§ **Task details**
From the records below, pull each line that has "xlabel".

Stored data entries
>> START

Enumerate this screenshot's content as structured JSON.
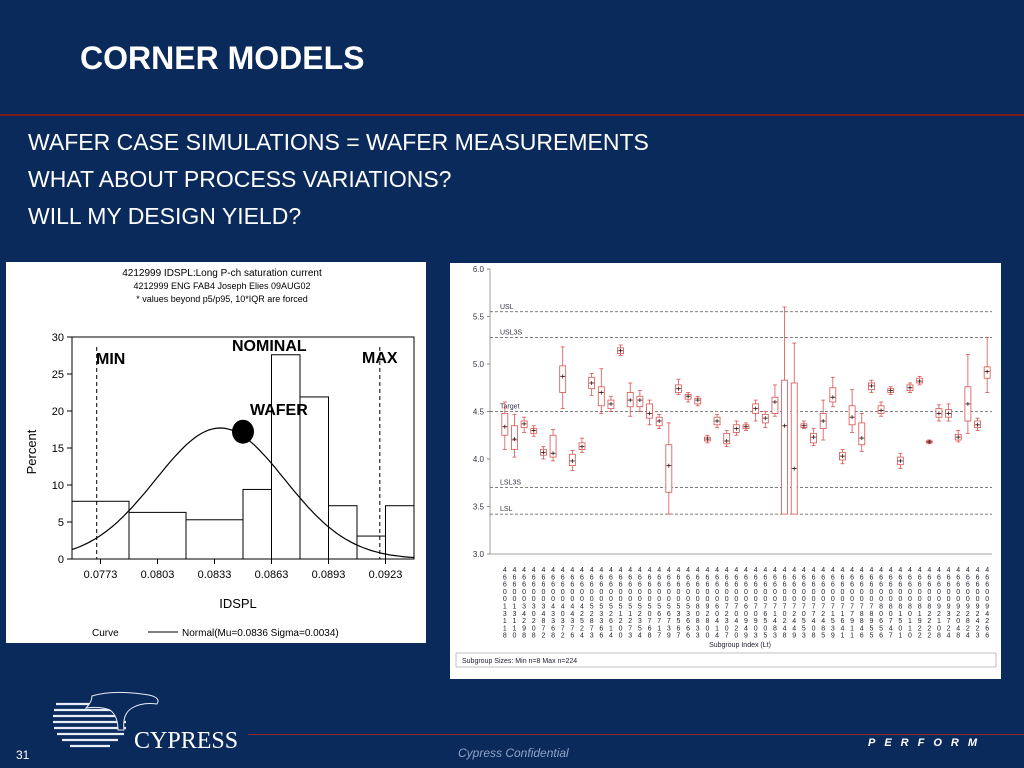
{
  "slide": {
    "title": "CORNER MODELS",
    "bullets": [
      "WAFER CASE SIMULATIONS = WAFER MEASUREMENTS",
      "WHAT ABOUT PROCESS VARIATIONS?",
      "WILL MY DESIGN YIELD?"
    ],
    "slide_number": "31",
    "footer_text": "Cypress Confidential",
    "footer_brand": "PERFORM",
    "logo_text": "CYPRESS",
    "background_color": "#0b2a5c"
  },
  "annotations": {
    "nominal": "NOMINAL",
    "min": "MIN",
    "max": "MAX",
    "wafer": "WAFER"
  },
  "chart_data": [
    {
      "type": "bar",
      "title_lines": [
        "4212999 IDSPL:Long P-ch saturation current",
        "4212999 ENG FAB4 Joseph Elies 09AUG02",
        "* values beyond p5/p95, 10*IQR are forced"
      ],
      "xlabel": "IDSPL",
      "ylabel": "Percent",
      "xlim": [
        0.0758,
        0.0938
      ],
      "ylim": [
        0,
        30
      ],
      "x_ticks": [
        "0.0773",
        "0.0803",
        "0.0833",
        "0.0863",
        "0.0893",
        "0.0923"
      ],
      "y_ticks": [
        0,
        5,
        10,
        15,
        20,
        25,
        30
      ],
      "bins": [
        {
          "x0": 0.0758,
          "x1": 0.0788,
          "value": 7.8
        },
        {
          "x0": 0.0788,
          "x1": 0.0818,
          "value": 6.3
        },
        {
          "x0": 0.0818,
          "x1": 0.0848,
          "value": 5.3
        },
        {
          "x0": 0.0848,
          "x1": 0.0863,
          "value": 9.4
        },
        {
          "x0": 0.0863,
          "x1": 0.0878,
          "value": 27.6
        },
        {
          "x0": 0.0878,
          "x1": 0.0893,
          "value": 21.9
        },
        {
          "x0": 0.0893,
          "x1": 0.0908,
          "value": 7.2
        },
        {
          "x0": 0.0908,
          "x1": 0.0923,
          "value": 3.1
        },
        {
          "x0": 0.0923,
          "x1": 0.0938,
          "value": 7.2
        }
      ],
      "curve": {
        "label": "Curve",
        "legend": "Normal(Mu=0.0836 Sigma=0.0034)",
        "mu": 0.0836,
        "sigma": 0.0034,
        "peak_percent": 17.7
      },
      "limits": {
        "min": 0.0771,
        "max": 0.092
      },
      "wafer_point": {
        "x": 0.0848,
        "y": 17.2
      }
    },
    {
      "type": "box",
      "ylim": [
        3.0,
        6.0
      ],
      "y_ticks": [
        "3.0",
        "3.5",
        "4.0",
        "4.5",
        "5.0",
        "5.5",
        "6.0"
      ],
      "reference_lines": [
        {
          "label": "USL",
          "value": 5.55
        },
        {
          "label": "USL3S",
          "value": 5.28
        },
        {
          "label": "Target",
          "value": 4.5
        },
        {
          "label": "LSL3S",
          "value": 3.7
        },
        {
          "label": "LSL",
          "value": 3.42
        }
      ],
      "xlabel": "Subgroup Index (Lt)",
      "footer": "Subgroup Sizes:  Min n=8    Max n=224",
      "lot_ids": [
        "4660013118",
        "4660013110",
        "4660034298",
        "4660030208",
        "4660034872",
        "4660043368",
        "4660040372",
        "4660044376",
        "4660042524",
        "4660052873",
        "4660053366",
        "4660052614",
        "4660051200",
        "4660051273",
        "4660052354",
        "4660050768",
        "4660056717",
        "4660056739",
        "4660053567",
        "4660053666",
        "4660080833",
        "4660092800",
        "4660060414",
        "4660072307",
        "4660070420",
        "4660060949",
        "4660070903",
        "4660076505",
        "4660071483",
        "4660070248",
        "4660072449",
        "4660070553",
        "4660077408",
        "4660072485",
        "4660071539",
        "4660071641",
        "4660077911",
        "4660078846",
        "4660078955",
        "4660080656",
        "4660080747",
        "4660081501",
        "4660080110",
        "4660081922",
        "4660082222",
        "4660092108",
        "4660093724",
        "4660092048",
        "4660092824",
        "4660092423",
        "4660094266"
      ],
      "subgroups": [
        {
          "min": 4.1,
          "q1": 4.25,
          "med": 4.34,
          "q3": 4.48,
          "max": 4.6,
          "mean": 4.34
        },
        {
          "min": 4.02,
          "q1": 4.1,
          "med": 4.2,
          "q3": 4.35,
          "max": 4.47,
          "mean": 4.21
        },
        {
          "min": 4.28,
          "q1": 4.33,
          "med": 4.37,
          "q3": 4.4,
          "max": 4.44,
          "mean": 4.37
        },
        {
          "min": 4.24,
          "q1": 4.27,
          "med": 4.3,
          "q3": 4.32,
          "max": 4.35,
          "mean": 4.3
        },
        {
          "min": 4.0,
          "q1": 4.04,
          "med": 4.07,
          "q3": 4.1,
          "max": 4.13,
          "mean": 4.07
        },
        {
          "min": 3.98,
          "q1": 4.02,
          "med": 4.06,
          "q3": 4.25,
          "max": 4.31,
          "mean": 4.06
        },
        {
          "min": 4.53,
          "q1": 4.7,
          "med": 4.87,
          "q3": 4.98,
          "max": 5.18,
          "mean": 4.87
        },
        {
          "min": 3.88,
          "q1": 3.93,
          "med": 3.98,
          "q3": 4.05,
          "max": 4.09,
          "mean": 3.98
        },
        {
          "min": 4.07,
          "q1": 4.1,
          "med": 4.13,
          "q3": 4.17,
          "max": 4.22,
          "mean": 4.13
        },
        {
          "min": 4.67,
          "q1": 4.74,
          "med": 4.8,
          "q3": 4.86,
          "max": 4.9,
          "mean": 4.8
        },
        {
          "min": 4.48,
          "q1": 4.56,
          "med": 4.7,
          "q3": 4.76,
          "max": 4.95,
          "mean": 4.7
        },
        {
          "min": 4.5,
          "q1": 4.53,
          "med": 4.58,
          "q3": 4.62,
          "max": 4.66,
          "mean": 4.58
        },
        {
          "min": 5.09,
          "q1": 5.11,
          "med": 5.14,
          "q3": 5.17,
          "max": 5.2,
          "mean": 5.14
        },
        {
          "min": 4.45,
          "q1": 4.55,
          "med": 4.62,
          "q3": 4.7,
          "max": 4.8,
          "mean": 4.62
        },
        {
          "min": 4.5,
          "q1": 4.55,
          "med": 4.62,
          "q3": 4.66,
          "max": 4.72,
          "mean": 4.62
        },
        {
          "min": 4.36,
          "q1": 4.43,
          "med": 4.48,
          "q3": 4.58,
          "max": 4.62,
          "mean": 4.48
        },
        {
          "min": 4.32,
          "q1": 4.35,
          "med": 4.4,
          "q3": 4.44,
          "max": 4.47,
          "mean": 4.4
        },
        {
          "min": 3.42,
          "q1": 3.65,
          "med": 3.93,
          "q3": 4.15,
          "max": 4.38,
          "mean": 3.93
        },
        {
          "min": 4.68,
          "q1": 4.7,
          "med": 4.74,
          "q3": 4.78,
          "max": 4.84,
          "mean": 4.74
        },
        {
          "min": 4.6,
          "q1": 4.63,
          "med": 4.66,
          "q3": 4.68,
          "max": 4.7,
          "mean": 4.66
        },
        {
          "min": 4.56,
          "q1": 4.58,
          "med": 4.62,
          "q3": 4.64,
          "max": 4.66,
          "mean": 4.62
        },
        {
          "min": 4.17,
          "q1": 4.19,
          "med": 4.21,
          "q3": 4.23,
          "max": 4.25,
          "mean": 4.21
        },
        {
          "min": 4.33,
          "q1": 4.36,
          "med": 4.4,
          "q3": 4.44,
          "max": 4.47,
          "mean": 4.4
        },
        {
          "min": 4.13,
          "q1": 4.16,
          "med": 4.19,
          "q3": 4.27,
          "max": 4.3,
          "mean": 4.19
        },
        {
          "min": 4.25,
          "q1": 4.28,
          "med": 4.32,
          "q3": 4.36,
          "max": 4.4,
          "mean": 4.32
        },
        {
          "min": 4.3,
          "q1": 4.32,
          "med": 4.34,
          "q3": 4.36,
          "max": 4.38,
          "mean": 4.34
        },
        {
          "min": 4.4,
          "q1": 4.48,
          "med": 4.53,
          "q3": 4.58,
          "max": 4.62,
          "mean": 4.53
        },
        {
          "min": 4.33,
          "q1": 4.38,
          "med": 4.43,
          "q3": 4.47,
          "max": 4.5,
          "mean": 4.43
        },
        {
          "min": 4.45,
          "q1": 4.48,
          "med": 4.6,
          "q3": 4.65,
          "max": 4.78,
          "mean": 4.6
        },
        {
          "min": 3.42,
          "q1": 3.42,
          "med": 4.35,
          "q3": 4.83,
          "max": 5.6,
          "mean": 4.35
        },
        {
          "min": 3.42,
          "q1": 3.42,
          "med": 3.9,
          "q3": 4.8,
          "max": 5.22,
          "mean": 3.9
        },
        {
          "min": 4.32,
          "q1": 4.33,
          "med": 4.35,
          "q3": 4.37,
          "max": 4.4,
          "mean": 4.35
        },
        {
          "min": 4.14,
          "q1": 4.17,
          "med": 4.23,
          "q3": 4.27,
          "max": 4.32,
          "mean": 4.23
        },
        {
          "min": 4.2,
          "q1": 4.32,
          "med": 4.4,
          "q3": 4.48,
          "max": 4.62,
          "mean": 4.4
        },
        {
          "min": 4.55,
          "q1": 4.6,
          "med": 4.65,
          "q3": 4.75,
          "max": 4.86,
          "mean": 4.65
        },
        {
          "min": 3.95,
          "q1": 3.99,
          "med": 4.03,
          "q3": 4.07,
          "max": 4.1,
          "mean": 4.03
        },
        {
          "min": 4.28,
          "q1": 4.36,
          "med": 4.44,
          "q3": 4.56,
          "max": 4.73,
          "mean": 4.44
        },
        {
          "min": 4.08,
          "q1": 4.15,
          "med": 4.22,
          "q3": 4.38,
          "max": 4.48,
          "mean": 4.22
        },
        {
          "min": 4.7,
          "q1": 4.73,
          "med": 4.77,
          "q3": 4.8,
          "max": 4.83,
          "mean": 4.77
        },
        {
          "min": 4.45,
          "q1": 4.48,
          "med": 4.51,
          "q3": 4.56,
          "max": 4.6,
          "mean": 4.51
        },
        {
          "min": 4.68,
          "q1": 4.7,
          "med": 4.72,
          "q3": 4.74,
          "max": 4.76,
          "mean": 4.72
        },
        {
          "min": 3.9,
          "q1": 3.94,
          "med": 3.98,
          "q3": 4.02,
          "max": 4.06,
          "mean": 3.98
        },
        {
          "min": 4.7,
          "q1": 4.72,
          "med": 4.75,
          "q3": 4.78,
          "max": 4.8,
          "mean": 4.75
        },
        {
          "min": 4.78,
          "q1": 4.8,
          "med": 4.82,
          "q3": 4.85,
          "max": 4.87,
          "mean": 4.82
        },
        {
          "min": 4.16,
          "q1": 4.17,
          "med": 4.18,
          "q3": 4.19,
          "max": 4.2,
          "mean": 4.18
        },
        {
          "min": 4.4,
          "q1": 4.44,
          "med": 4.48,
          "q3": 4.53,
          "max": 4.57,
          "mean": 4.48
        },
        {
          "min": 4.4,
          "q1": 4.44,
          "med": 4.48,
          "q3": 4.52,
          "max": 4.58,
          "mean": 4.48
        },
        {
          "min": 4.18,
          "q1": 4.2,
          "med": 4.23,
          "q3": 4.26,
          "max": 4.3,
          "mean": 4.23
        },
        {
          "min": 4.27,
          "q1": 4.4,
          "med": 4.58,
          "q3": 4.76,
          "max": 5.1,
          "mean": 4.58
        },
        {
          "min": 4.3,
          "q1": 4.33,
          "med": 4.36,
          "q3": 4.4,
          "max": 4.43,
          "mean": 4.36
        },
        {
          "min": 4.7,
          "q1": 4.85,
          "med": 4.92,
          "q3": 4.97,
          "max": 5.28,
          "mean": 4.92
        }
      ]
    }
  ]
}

>> END

§ **Written solution**
      "xlabel": "IDSPL",
      "xlabel": "Subgroup Index (Lt)",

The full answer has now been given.